■ **Job**: Check every line below for the word "plus" and copy the ones that have it.

Data excerpts
━━━━━━━━━━━━━━━━━━━━━━━━━━━━━━
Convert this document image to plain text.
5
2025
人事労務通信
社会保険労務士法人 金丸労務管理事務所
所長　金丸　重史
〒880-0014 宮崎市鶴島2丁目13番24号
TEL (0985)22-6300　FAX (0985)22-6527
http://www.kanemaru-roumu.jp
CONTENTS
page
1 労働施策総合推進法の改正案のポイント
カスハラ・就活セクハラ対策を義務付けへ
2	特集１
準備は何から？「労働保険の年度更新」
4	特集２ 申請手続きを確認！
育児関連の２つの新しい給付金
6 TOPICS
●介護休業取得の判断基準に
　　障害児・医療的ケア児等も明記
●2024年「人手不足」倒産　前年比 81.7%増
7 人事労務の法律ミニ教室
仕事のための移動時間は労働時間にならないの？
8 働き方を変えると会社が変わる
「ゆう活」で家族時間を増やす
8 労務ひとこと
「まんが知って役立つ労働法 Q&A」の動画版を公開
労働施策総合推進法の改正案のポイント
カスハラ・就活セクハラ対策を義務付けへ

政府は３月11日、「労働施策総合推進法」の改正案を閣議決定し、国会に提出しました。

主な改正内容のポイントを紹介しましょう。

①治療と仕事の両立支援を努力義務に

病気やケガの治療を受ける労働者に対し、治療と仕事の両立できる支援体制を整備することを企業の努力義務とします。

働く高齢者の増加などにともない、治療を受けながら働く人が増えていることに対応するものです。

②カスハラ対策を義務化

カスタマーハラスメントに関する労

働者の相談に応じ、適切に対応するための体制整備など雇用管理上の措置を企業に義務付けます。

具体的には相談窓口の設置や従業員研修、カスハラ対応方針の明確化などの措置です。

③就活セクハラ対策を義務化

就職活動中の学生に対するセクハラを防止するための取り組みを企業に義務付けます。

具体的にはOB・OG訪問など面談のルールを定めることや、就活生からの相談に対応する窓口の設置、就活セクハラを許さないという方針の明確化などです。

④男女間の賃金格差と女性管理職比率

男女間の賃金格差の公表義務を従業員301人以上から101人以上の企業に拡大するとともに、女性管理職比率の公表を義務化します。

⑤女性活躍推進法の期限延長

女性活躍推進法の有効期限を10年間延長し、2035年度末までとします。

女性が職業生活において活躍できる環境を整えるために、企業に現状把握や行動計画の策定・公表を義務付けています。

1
━━━━━━━━━━━━━━━━━━━━━━━━━━━━━━
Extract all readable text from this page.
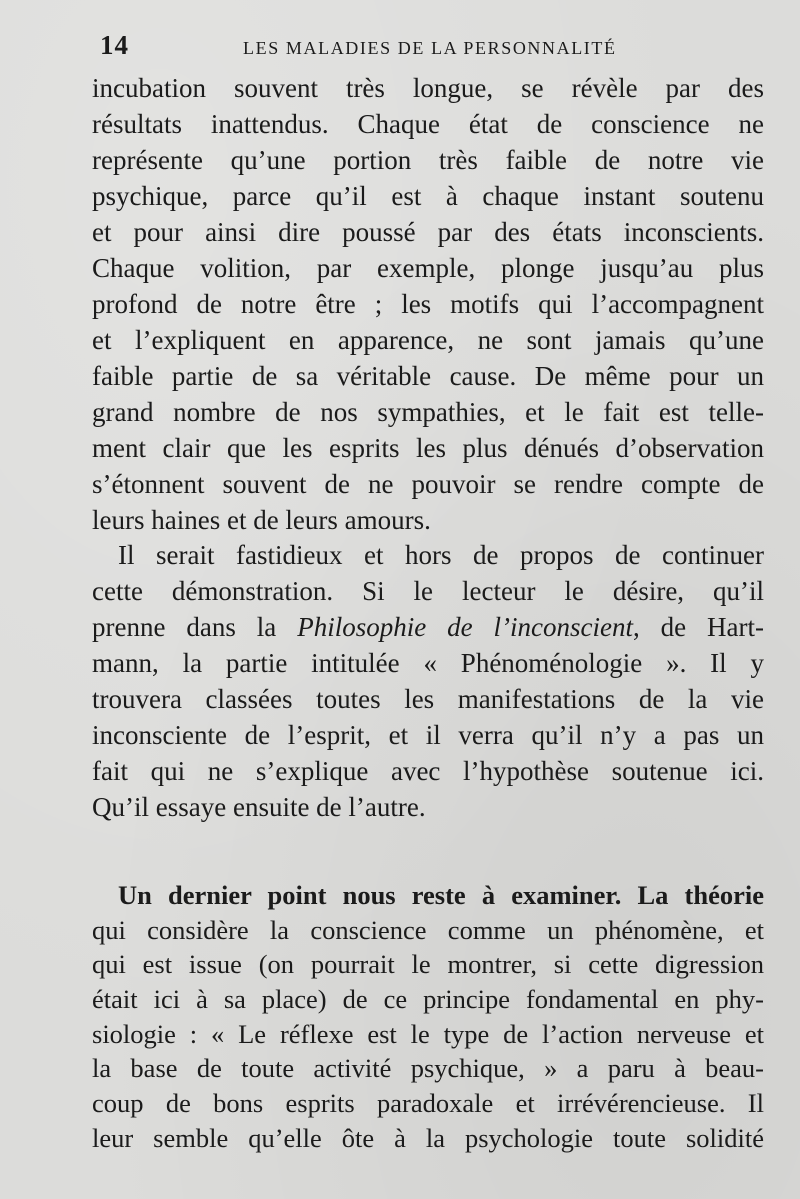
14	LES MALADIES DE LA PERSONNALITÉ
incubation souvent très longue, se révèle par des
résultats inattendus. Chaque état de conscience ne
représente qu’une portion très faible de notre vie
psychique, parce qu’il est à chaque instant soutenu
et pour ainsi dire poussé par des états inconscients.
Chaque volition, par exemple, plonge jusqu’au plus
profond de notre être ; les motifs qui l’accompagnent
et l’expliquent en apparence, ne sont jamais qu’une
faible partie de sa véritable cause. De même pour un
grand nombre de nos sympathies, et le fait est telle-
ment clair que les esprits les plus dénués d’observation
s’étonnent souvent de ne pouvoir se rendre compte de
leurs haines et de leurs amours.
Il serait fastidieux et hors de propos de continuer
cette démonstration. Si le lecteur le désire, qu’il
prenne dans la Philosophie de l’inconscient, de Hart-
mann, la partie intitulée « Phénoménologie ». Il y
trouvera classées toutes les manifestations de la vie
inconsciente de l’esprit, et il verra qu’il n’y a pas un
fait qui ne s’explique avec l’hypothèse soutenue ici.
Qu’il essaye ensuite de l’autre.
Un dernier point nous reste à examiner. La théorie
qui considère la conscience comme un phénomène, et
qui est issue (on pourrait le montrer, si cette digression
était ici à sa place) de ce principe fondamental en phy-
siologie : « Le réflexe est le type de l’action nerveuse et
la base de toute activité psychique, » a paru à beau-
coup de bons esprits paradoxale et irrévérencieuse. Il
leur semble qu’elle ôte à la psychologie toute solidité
━━━━━━━━━━━━━━━━━━━━━━━━━━━━━━
■ **Written solution**:
Chaque volition, par exemple, plonge jusqu’au plus
ment clair que les esprits les plus dénués d’observation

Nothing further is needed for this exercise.